+++ Data for processing +++
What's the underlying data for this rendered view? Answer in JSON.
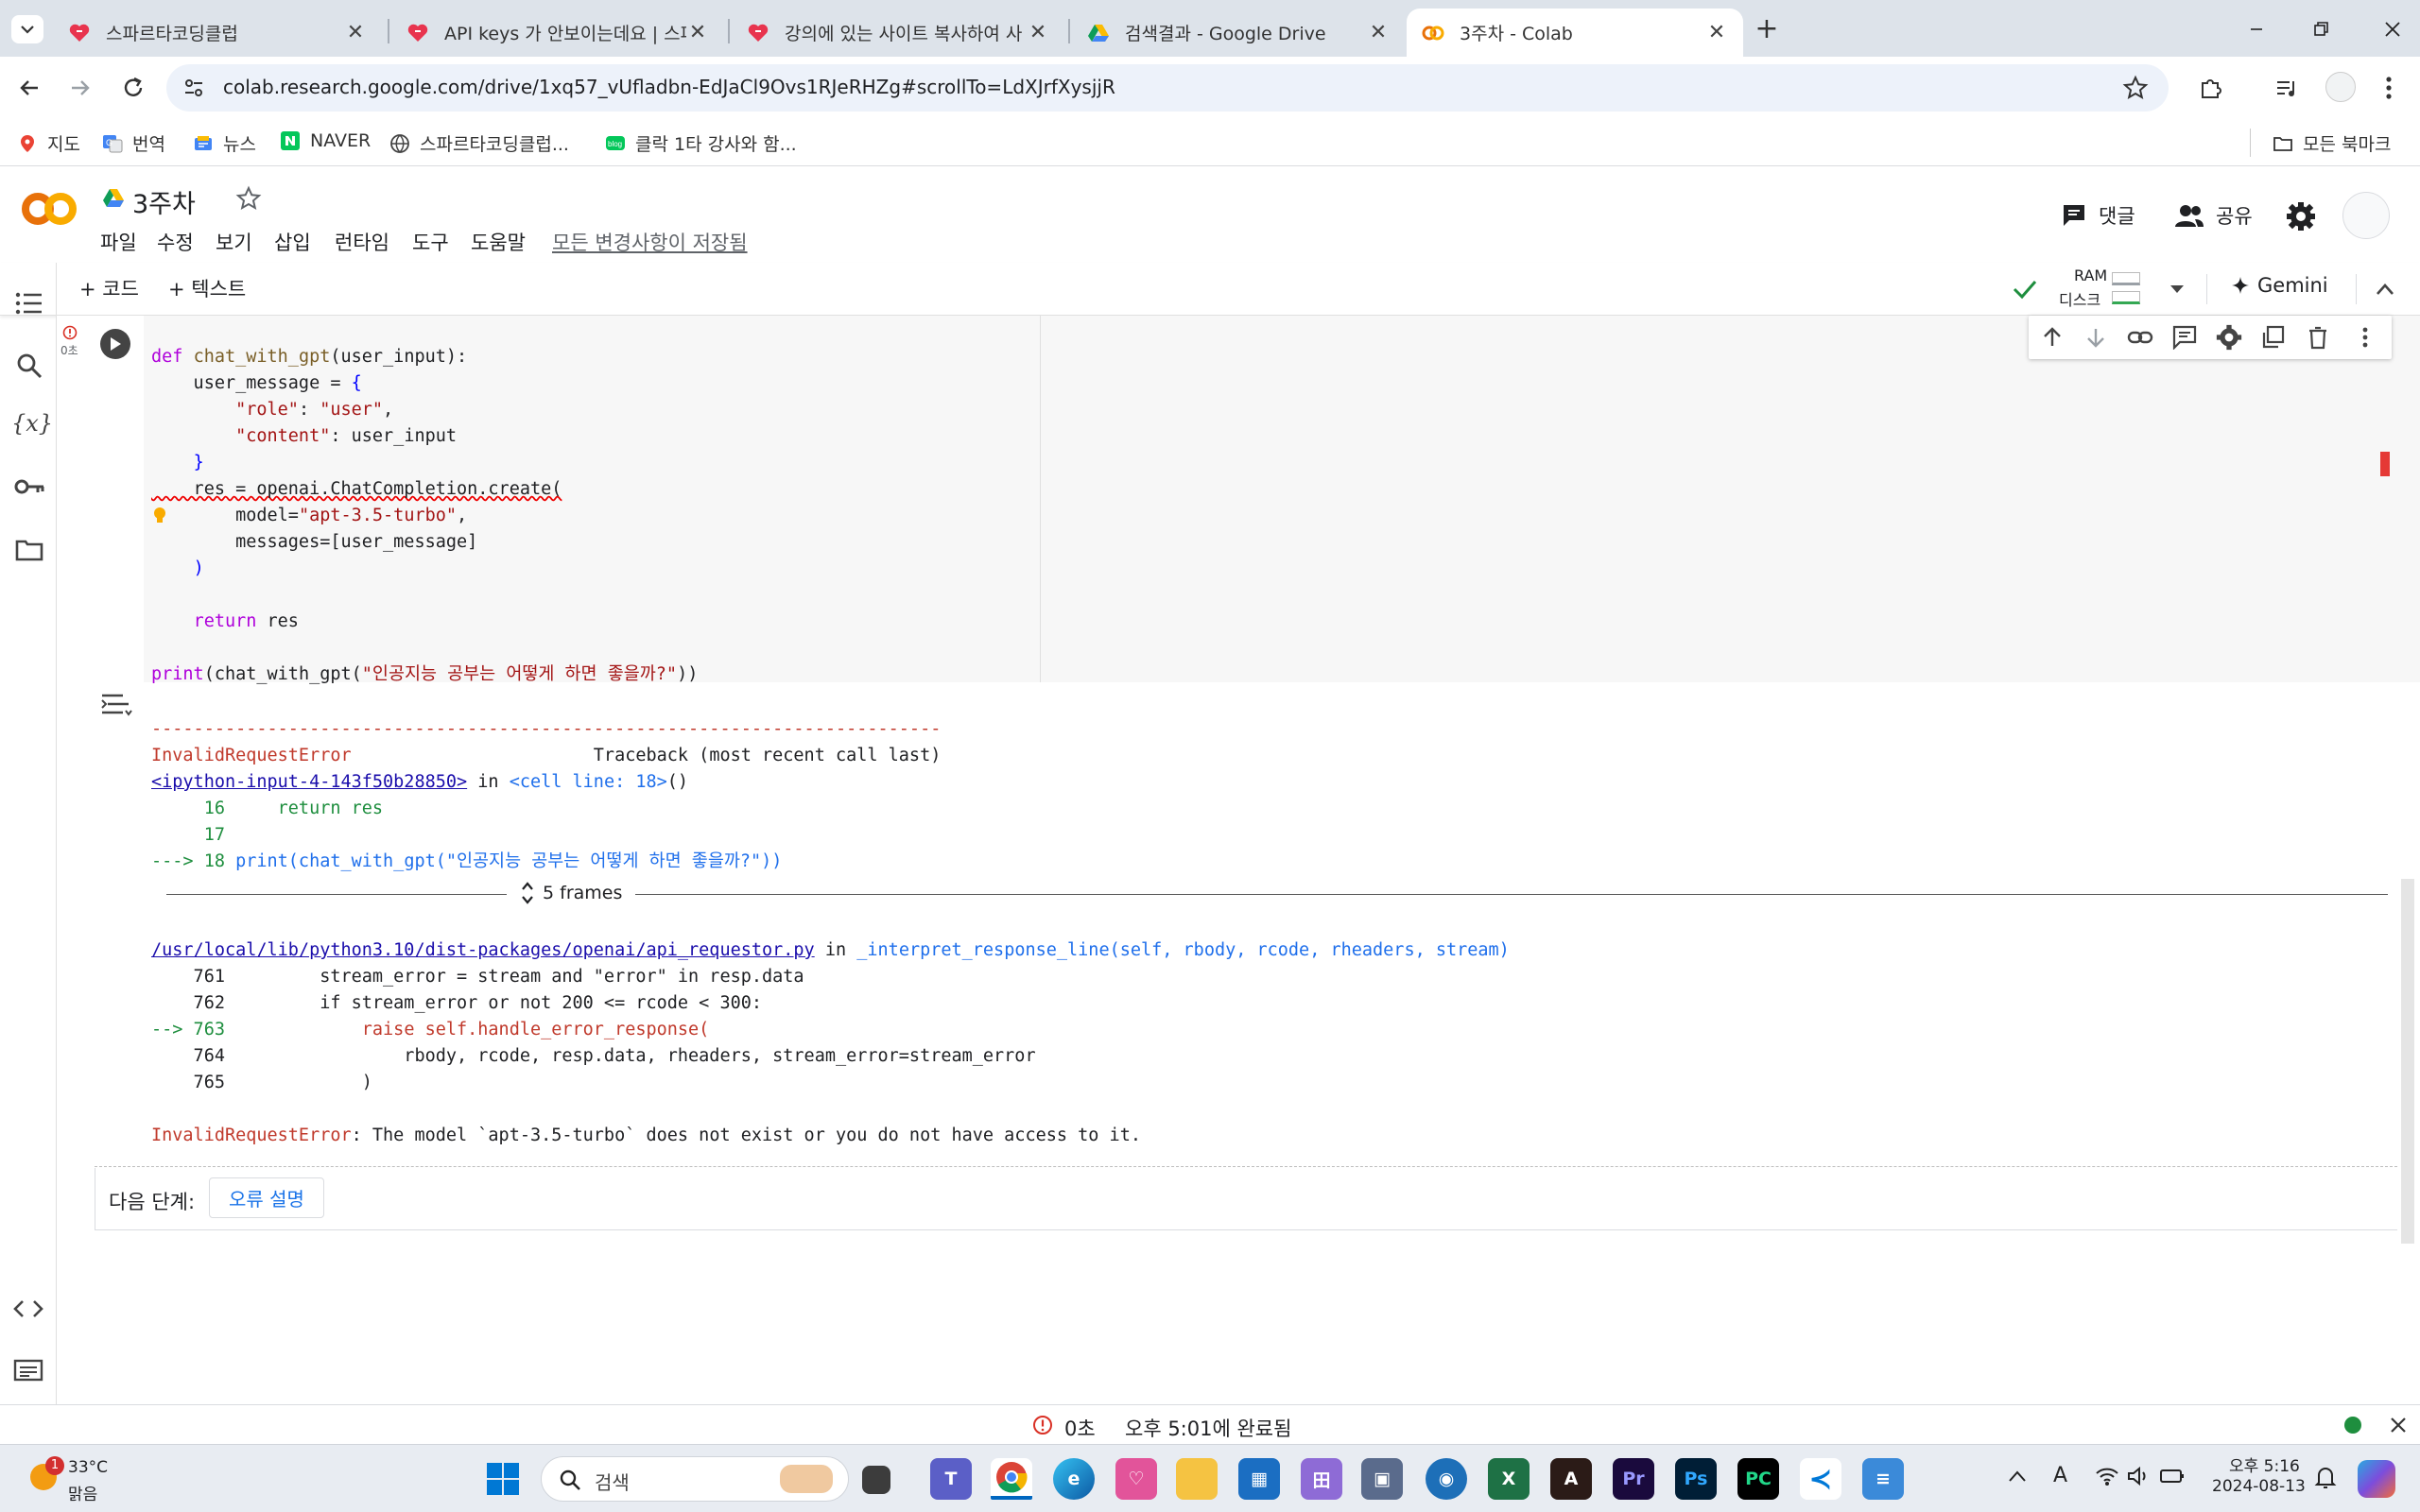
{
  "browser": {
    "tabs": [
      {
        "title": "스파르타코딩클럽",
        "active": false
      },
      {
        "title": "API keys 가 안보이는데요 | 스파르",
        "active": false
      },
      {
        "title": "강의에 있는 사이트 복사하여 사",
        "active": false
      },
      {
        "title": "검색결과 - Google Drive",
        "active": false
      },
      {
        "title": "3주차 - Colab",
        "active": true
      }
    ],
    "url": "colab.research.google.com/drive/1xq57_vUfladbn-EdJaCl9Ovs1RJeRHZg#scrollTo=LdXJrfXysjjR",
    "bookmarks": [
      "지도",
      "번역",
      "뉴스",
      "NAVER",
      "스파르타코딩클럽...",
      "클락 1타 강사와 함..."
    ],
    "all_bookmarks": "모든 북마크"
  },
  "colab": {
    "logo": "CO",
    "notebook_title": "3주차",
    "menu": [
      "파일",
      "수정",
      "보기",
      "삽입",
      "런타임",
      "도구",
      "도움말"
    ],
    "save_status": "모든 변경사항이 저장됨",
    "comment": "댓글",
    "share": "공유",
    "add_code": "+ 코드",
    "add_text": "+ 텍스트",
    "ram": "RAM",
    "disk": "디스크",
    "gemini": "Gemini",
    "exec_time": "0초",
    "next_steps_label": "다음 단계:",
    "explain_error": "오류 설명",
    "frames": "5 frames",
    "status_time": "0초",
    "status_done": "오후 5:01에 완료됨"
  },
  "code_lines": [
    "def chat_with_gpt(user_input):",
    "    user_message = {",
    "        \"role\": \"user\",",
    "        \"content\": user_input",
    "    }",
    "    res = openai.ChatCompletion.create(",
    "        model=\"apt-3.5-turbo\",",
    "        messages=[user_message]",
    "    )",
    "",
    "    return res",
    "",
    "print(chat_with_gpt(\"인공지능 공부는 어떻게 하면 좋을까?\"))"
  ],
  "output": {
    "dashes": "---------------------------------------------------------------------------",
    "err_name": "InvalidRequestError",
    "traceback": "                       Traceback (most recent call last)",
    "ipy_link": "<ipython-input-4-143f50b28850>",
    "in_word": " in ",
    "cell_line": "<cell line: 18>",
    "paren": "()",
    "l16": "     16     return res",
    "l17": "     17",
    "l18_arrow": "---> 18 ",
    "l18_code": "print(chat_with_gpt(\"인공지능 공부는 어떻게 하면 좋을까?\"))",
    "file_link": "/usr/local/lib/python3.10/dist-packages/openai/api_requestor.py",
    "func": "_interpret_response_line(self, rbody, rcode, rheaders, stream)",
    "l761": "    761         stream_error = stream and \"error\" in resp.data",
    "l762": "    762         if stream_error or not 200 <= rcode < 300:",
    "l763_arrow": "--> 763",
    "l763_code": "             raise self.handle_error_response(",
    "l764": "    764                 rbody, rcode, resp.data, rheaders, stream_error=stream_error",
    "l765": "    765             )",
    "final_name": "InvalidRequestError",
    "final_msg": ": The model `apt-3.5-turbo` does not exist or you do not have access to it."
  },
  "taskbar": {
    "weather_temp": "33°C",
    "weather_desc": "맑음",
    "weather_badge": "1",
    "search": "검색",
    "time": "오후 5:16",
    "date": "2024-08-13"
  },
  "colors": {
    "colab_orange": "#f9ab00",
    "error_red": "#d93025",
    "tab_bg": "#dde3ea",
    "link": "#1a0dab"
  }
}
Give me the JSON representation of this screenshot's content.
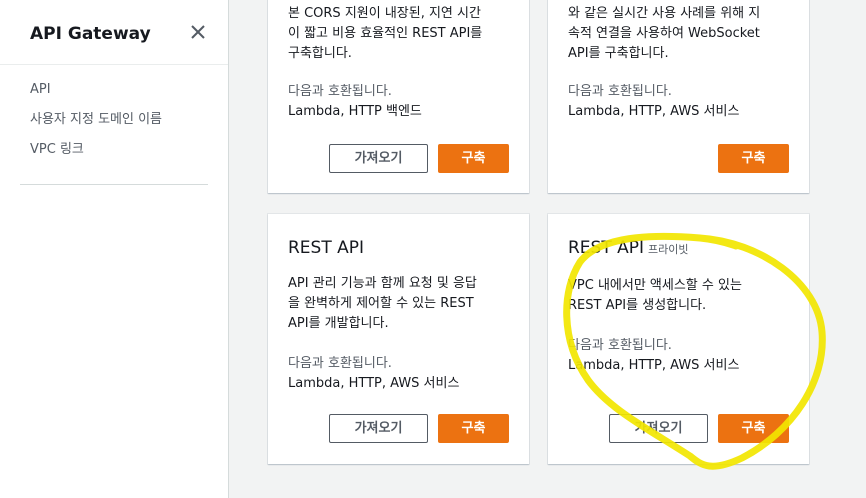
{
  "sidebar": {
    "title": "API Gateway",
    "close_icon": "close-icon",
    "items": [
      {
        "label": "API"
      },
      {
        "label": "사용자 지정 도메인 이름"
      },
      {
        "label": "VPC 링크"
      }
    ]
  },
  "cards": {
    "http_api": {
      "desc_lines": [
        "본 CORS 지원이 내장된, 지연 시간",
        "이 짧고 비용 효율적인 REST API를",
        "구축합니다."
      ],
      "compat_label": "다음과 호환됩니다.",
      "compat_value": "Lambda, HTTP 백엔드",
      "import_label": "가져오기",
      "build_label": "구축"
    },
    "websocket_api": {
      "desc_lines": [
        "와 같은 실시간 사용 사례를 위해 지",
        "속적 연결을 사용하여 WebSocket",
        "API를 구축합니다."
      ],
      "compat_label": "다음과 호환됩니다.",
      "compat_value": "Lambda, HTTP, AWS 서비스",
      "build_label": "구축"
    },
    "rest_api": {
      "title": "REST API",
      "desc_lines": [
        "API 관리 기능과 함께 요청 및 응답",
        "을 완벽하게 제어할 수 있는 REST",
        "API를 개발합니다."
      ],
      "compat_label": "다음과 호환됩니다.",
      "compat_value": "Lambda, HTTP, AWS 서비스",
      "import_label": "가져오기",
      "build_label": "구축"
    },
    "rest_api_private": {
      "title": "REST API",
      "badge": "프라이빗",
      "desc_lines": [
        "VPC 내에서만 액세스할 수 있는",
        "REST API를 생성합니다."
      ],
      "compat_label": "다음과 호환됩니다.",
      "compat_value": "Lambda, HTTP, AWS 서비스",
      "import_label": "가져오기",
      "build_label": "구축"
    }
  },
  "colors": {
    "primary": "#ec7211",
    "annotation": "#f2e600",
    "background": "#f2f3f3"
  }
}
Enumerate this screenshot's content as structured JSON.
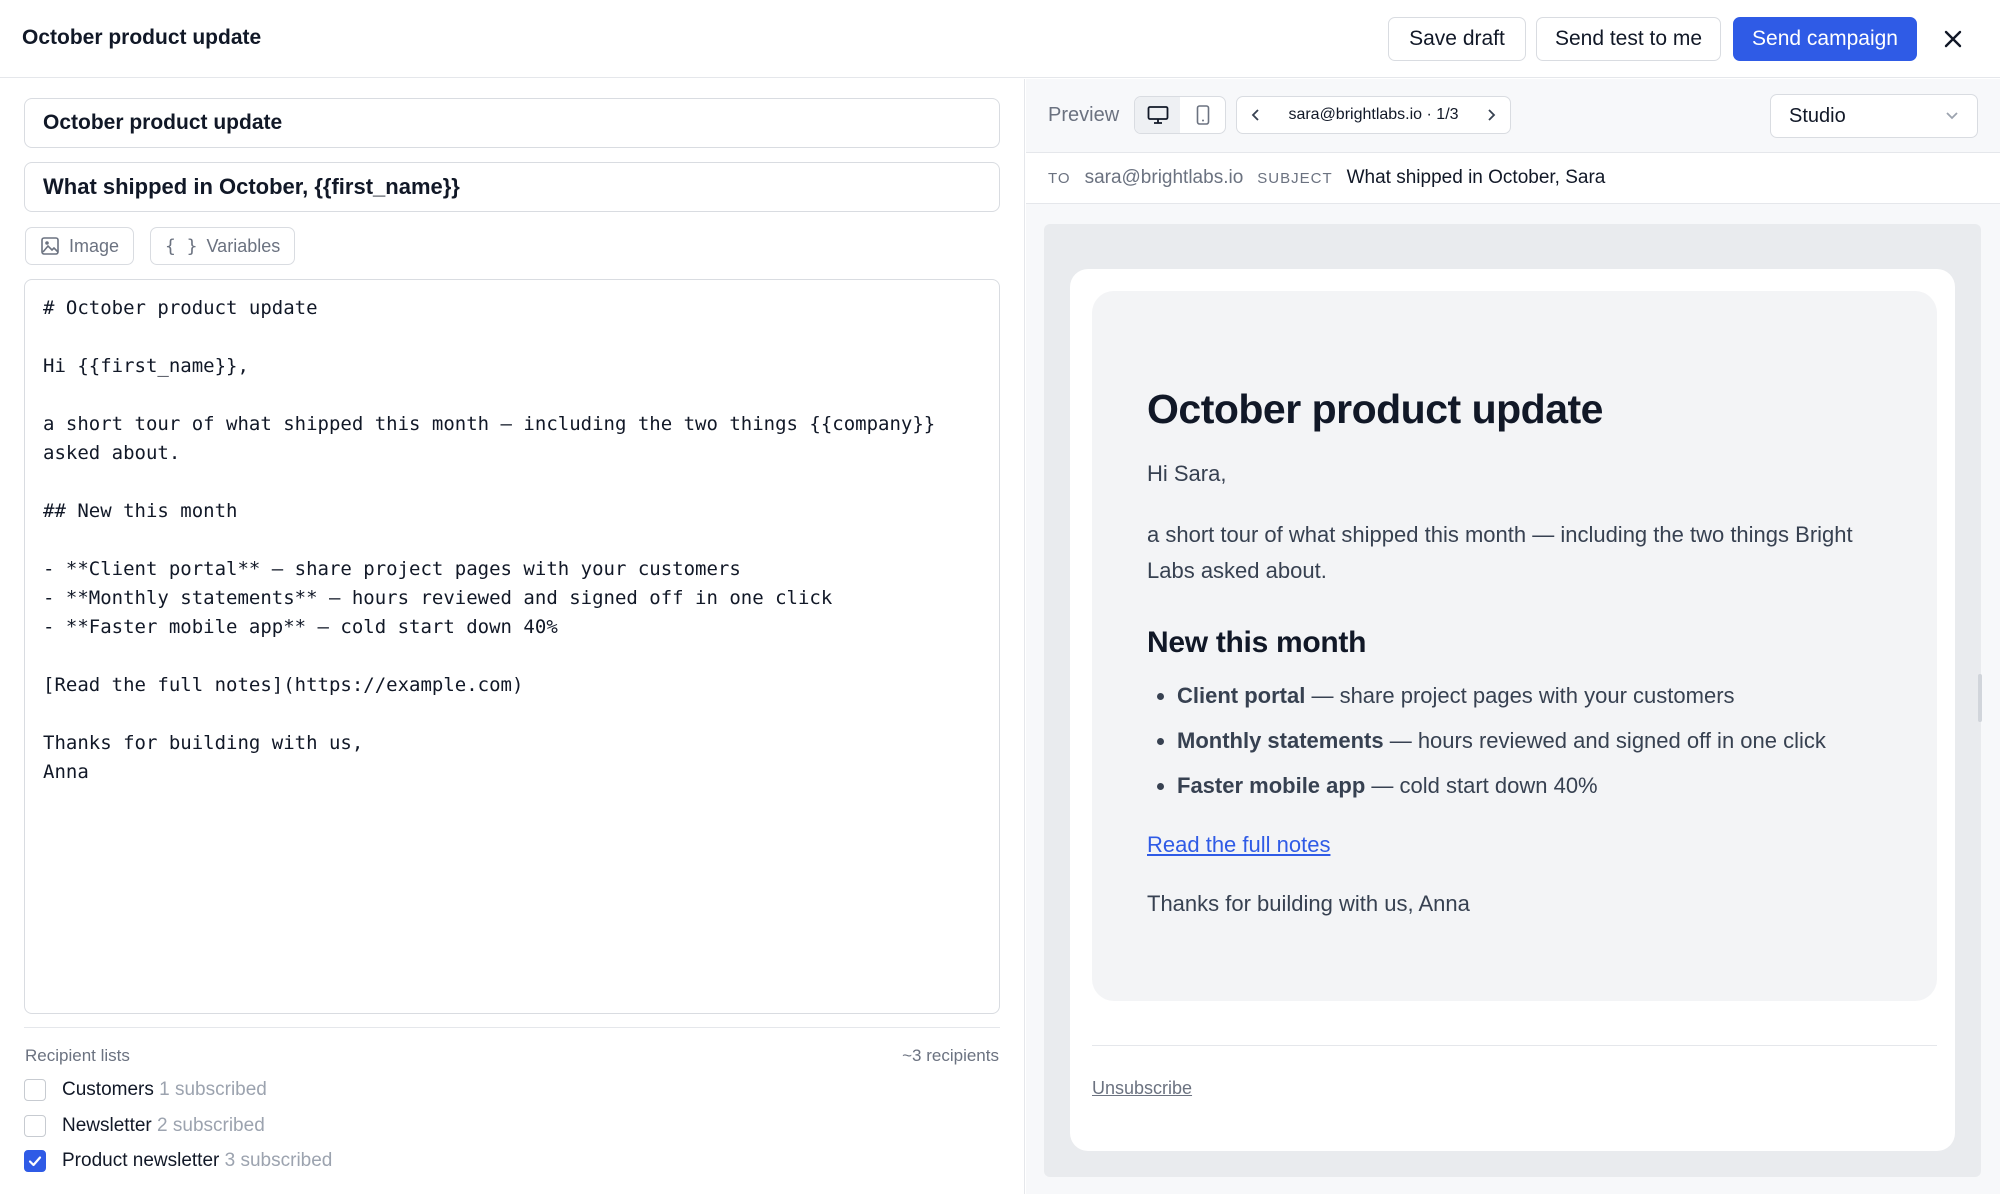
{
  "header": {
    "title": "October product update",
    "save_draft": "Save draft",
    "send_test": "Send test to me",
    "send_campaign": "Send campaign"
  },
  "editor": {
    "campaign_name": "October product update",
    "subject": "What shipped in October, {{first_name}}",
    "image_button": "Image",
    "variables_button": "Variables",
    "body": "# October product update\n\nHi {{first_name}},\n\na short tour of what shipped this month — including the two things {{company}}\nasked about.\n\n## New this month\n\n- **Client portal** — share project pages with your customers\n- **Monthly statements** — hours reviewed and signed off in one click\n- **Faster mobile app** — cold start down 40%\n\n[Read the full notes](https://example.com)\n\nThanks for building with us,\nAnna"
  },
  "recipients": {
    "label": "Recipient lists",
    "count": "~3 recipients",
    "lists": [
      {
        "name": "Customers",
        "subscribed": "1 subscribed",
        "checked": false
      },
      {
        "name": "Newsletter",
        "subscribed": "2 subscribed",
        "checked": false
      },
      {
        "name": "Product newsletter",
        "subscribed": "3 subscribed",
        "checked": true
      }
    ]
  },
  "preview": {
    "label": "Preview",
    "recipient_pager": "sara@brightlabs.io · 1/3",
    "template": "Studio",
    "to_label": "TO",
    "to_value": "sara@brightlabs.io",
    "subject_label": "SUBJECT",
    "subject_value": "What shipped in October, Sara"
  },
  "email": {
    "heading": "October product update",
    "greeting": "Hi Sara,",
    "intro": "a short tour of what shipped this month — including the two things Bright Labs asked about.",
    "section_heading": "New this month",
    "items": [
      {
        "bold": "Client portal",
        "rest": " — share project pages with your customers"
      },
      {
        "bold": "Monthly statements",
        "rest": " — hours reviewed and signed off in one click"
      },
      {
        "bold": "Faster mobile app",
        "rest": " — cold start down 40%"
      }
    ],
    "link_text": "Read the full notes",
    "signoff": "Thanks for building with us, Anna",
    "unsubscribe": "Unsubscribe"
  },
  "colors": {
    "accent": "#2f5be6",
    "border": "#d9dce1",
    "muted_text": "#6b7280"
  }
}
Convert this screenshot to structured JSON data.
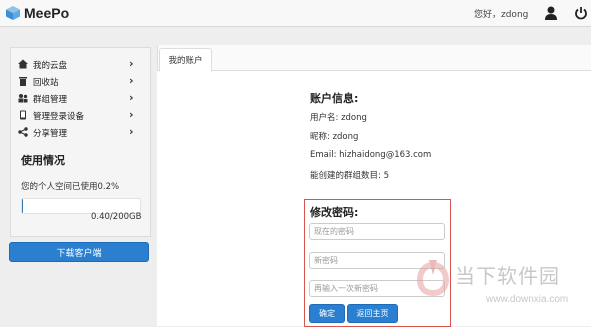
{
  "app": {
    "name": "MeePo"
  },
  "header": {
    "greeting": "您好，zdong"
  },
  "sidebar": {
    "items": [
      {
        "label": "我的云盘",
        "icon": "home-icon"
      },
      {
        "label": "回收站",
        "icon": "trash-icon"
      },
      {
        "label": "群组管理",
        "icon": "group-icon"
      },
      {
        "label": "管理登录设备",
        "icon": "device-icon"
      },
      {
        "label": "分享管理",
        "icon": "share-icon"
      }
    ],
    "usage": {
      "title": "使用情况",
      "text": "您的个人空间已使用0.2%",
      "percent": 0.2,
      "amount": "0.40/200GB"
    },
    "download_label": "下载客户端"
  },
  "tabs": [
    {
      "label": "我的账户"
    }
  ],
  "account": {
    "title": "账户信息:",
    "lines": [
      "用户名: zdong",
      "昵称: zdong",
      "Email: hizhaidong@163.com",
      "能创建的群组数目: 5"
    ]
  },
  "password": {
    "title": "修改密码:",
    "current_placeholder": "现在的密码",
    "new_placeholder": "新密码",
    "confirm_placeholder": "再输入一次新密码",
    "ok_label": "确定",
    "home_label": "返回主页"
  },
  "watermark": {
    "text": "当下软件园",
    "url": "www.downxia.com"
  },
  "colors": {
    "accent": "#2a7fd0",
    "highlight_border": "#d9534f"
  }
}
+++
§ **Directions**
Say, as a bare number, how many lines in the entries above include the string "start".

§ **Correct response**
2